<<<<
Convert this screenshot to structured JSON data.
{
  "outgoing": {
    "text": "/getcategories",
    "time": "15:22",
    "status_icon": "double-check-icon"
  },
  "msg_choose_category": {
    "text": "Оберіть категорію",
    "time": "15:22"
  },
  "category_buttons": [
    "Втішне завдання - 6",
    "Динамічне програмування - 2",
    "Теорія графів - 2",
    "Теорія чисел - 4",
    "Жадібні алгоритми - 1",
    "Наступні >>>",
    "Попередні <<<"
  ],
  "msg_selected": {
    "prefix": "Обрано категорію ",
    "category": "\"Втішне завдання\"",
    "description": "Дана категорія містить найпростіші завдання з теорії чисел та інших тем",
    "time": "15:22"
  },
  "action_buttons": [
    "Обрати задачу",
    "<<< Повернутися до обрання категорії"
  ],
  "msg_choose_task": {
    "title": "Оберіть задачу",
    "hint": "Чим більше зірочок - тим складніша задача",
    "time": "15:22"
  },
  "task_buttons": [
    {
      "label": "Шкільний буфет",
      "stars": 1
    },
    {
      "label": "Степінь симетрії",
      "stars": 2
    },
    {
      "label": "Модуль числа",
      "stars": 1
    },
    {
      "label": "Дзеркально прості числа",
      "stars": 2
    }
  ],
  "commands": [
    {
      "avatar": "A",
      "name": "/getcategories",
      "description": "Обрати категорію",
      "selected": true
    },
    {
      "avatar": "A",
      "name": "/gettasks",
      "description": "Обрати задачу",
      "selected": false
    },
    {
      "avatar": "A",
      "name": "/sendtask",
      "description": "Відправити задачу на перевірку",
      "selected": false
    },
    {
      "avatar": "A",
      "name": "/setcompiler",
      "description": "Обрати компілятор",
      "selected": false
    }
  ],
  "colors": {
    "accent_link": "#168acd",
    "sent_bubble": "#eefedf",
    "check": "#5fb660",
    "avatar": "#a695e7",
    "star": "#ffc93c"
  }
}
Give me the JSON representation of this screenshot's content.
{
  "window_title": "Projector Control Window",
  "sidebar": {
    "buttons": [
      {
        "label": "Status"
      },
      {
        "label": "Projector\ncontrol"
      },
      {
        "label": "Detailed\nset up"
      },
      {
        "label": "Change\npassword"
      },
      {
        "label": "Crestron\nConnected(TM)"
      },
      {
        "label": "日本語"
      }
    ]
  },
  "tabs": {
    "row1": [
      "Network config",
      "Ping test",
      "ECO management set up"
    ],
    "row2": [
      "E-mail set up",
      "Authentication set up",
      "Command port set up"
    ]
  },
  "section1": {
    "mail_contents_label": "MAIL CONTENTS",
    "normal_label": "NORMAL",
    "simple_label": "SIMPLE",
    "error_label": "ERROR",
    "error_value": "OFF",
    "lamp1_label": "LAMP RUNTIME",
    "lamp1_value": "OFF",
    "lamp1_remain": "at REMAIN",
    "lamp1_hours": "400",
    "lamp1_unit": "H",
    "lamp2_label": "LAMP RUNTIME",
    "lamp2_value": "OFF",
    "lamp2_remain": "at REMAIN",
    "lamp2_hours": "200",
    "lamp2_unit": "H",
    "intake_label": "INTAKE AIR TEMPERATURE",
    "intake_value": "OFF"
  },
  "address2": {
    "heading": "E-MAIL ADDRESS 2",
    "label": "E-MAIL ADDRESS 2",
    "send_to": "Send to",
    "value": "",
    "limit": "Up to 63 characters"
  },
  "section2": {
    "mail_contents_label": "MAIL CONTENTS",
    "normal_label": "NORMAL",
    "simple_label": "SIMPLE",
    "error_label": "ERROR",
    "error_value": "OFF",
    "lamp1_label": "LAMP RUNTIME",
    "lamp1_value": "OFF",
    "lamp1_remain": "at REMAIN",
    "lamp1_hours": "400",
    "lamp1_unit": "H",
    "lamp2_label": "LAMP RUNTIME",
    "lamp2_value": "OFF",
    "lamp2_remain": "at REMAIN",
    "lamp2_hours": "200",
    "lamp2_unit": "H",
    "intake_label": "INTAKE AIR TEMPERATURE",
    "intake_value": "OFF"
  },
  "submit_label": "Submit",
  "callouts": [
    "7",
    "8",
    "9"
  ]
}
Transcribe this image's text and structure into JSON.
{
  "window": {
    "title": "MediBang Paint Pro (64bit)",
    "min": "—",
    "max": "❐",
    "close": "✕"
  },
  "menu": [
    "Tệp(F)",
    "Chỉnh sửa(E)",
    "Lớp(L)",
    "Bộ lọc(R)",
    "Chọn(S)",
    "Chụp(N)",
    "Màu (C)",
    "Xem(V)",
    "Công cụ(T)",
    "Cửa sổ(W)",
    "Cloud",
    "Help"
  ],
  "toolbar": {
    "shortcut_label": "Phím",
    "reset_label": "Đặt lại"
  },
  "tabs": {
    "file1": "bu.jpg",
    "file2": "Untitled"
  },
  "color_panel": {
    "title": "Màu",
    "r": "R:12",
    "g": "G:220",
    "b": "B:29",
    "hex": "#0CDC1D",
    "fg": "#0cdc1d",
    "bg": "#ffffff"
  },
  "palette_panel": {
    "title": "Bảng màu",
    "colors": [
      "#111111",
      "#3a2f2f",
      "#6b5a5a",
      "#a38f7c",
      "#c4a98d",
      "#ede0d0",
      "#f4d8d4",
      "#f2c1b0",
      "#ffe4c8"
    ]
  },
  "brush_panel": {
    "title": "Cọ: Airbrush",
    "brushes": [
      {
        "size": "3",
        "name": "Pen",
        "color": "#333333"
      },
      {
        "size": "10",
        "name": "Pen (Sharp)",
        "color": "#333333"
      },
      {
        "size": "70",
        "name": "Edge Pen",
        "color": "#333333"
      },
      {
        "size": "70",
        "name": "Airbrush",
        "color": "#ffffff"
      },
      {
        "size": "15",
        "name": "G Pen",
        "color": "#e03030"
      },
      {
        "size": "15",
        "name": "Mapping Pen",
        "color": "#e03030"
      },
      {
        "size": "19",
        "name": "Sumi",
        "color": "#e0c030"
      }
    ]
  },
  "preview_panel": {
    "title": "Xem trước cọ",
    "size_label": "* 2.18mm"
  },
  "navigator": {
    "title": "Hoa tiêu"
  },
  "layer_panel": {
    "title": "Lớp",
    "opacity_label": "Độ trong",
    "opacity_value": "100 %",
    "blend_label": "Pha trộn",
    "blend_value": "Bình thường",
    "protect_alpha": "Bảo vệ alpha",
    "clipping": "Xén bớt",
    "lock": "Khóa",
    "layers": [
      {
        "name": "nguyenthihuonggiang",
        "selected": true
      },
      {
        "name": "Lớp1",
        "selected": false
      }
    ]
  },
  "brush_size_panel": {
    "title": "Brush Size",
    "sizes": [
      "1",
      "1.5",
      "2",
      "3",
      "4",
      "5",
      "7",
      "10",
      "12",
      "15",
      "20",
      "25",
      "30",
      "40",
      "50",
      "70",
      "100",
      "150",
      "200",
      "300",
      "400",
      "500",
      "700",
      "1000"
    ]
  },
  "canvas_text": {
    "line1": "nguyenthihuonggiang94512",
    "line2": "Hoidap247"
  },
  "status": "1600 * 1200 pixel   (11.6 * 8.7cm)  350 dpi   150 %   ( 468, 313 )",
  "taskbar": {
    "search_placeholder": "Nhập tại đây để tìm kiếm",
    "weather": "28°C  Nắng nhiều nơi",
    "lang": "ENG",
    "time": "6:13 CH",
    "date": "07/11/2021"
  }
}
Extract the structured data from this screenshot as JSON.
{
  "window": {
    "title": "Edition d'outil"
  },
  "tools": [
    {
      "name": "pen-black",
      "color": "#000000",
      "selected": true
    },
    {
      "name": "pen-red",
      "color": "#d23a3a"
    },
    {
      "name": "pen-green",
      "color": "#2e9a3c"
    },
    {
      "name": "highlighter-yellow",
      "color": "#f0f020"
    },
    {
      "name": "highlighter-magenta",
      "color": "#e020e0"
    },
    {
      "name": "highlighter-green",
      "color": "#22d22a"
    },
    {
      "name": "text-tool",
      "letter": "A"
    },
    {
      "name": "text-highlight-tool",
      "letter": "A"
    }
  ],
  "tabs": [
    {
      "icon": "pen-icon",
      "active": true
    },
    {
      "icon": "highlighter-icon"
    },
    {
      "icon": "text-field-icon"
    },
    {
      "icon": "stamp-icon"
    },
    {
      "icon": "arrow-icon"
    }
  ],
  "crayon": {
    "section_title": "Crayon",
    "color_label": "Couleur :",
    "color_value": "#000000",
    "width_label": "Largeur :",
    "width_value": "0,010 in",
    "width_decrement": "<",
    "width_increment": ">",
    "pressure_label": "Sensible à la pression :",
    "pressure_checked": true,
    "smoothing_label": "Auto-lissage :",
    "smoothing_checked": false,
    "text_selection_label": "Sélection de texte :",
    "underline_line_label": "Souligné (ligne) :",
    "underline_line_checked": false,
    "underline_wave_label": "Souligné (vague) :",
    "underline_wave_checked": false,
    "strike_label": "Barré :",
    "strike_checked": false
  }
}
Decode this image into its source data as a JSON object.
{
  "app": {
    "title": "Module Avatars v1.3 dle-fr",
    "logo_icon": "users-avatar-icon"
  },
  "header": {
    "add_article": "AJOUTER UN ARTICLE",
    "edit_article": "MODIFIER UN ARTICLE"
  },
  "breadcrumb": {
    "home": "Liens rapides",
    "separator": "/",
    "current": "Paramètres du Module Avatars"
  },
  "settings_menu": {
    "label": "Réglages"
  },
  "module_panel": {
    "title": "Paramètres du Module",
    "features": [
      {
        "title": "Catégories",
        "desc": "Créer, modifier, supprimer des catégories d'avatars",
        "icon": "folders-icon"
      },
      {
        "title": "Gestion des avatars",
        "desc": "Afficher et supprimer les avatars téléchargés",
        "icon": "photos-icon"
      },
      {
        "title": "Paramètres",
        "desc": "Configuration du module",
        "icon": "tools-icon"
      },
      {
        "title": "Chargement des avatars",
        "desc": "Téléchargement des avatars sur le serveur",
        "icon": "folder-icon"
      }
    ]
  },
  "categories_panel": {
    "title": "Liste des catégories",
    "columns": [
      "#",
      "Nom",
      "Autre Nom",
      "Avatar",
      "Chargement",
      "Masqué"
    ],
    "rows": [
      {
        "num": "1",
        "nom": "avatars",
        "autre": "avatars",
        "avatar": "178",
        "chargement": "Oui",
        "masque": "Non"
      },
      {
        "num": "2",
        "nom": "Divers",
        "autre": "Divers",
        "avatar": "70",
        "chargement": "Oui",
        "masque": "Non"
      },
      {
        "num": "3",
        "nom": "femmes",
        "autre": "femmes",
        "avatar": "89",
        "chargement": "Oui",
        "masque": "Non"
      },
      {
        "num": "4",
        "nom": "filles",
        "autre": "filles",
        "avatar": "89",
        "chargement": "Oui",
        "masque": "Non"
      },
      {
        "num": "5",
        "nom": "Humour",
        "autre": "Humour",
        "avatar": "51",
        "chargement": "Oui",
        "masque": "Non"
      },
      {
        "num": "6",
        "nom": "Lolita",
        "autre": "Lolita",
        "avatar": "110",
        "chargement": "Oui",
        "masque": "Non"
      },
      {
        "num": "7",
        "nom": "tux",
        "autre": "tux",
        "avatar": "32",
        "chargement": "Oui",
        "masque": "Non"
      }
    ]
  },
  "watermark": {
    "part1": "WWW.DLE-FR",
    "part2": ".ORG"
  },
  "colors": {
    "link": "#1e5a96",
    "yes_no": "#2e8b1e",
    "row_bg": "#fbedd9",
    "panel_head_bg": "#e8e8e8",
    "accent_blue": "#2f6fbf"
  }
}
>>>>
- **What the exercise asks**
Report how many lines in the data include the word "Paramètres", and give nothing but the count.

- **Written response**
3